>> Start TEXT EXCERPT

Category Archives: Module 3

ImagineNATIVE

http://www.imaginenative.org/

ImagineNATIVE Film and Media Arts Festival is an international festival that celebrates the latest works by indigenous peoples on the forefront of innovation in film, video, radio, and new media. Each year in the fall, the festival presents some of the most compelling and distinctive Indigenous works from around the world. The festival attracts and connects film makers, media artisists, and other industry professionals. The works accept reflect the diversity of the worlds Indigenous nations.

ImagineNATIVE is committed to dispelling stereotypical notions of Indigenous peoples through diverse media presentations from within our communities, thereby contributing to a greater understanding by audiences of Indigenous artistic expression. A youth workshop is offered for Aboriginal youth to learn the basics of machine cinema. There are many other activities that youth can be involved in such as the ImagineNATIVE Youth Video Contest.

This website is interesting for those who would like to learn more about Indigenous film and art. There is an extensive archive that contains many videos and images from past events and festivals.

Internet Technology and First Nations Education

https://www.youtube.com/watch?v=v1RUesqalw4&playnext=1&list=PL96F8DAA1B6BC9C71

This video shows Denise Williams talking about internet technology can strengthen First Nations education. Williams is a youth initiative officer for the First Nations Education Steering Committee. One question she was asked is “How would you like to see internet technology used in First Nations education over the coming years?

Williams mentions that there is hope of being able to use the internet to bridge the gap between the teachers that are available to teach and those subjects areas that are still  in need of instructors (such science, math, and physics). The internet can allow for learning activities that involve video conference and Skype. Williams also mentions that with the internet, there is also hope for sharing resources between teachers and communities.

>> End TEXT EXCERPT

▶ [TASK] Repeat the Module 3 post word for word, everything from "ImagineNATIVE Film and" down to "worlds Indigenous nations.".

>> Start DATA LINES

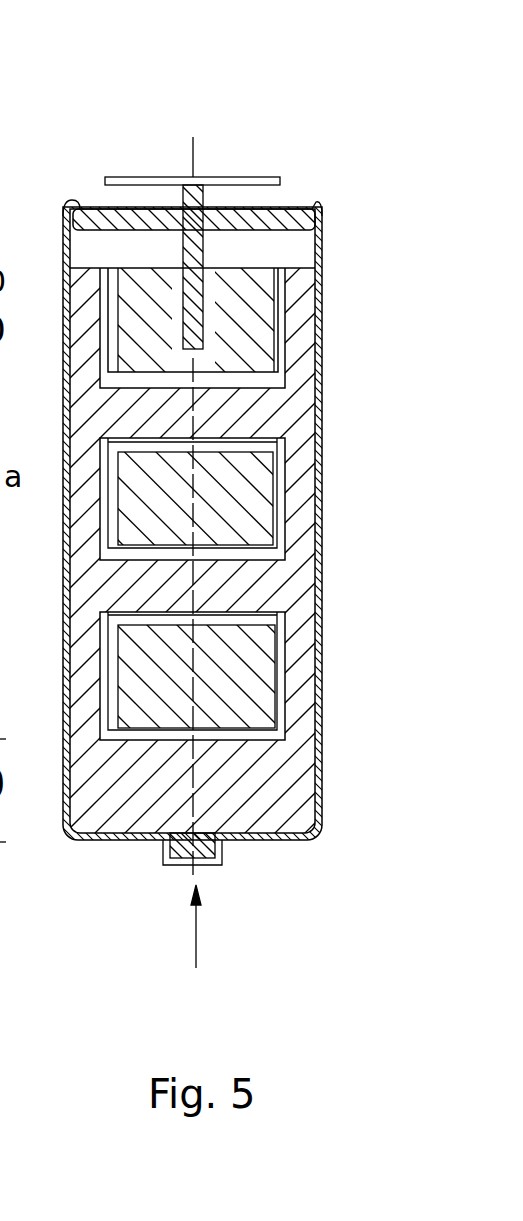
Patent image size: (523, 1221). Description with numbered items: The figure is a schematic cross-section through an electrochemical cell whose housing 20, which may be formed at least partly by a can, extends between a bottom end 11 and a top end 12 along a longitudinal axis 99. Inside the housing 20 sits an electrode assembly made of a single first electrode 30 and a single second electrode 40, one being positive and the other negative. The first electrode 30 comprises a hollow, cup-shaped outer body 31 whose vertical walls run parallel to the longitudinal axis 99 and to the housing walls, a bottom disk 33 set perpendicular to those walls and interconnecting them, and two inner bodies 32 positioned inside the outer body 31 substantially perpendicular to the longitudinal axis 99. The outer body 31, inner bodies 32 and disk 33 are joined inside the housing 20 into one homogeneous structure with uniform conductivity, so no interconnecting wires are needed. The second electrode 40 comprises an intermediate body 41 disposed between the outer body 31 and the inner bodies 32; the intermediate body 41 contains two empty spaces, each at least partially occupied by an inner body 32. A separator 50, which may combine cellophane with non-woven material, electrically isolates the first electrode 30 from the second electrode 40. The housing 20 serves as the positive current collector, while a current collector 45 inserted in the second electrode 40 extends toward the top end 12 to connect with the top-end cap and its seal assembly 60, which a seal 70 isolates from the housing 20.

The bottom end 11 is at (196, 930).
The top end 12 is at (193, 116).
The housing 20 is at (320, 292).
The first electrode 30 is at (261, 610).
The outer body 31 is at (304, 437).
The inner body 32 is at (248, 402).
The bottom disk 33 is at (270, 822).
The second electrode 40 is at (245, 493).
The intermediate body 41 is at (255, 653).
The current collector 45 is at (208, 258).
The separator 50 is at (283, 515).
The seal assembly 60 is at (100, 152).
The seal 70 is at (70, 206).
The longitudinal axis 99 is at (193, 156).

>> End DATA LINES
>> Start DATA LINES

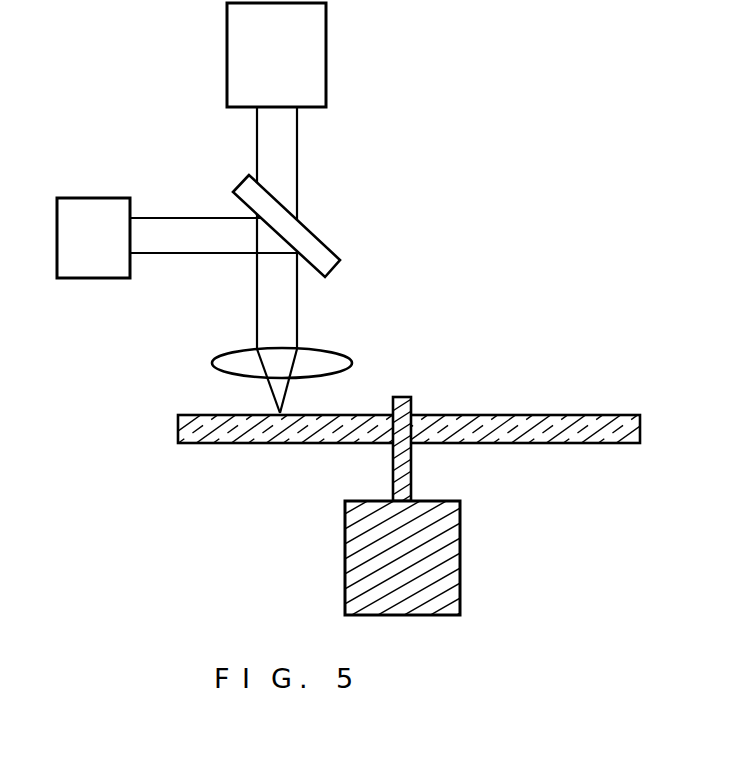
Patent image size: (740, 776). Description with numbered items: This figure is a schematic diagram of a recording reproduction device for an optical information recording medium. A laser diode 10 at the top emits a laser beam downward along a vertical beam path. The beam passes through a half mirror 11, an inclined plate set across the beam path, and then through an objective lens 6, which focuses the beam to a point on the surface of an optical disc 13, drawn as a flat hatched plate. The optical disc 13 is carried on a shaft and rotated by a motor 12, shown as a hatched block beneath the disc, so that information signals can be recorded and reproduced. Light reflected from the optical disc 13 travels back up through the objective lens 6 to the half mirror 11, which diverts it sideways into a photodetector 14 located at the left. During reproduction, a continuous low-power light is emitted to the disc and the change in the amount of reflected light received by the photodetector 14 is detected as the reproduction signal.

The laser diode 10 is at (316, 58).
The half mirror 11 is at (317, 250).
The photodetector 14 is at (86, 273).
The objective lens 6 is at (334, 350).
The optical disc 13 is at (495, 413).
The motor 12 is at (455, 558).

>> End DATA LINES
>> Start DATA LINES

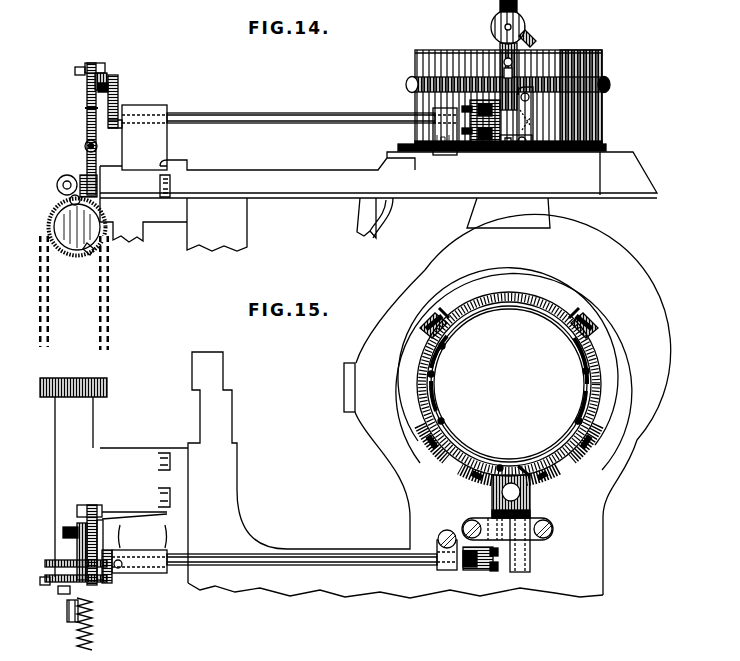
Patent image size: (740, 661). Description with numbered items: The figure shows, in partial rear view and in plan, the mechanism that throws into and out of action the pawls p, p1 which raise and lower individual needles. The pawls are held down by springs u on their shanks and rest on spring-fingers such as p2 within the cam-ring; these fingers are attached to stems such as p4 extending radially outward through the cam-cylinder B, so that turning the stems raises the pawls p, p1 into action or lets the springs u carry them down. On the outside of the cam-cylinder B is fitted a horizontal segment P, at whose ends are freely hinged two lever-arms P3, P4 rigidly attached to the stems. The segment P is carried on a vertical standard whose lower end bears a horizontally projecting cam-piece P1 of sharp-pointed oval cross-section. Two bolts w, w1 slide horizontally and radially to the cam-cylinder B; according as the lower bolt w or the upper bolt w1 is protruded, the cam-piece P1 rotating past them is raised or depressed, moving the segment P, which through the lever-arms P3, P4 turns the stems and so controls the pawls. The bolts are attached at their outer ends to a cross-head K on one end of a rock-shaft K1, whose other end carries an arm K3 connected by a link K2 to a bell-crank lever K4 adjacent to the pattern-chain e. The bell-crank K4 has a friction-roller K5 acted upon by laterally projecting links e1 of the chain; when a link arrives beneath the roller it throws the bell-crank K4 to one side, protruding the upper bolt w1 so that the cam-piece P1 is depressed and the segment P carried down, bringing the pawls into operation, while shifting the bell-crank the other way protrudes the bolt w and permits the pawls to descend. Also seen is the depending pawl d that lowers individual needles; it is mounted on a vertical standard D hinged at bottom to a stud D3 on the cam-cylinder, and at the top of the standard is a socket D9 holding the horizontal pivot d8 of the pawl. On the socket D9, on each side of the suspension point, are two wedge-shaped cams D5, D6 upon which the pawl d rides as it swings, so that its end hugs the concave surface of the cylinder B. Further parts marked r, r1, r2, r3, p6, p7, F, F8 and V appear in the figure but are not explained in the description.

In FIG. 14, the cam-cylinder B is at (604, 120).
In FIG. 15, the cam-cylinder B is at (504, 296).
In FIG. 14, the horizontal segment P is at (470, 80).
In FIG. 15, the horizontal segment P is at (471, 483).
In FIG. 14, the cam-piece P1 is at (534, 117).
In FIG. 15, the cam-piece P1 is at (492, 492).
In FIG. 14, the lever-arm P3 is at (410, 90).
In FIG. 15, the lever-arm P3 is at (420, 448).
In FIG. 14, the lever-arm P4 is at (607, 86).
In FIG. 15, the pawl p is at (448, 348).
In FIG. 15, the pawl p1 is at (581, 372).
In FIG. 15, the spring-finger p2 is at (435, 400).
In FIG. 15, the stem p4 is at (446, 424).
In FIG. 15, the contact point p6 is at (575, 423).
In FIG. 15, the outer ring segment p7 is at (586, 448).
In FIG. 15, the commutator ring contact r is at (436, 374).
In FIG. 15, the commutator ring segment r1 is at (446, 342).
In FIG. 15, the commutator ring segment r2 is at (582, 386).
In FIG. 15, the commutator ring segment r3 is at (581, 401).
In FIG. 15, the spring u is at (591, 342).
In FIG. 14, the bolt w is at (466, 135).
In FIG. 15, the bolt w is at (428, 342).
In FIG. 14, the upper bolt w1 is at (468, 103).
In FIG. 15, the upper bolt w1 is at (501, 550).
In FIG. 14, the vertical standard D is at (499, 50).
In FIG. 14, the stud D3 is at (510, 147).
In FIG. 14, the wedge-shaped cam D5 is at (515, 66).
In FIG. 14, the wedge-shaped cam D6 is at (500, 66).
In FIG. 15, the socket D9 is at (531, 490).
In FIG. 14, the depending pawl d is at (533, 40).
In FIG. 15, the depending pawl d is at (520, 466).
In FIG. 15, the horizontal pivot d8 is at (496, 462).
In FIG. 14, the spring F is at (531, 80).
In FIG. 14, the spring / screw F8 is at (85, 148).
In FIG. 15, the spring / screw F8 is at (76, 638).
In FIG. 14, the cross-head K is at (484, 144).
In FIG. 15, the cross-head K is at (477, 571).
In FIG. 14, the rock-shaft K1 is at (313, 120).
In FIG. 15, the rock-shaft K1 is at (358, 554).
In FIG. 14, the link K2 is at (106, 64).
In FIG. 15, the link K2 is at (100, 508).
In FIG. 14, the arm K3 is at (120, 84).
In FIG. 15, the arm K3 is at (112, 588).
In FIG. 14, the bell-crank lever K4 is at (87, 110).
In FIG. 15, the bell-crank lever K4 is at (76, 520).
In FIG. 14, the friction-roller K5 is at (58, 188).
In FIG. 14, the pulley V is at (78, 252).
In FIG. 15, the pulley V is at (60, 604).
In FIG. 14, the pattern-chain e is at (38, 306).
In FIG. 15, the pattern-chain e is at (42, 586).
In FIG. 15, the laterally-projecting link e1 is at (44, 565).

>> End DATA LINES

▶ [THE COMPLETED TASK]
ImagineNATIVE Film and Media Arts Festival is an international festival that celebrates the latest works by indigenous peoples on the forefront of innovation in film, video, radio, and new media. Each year in the fall, the festival presents some of the most compelling and distinctive Indigenous works from around the world. The festival attracts and connects film makers, media artisists, and other industry professionals. The works accept reflect the diversity of the worlds Indigenous nations.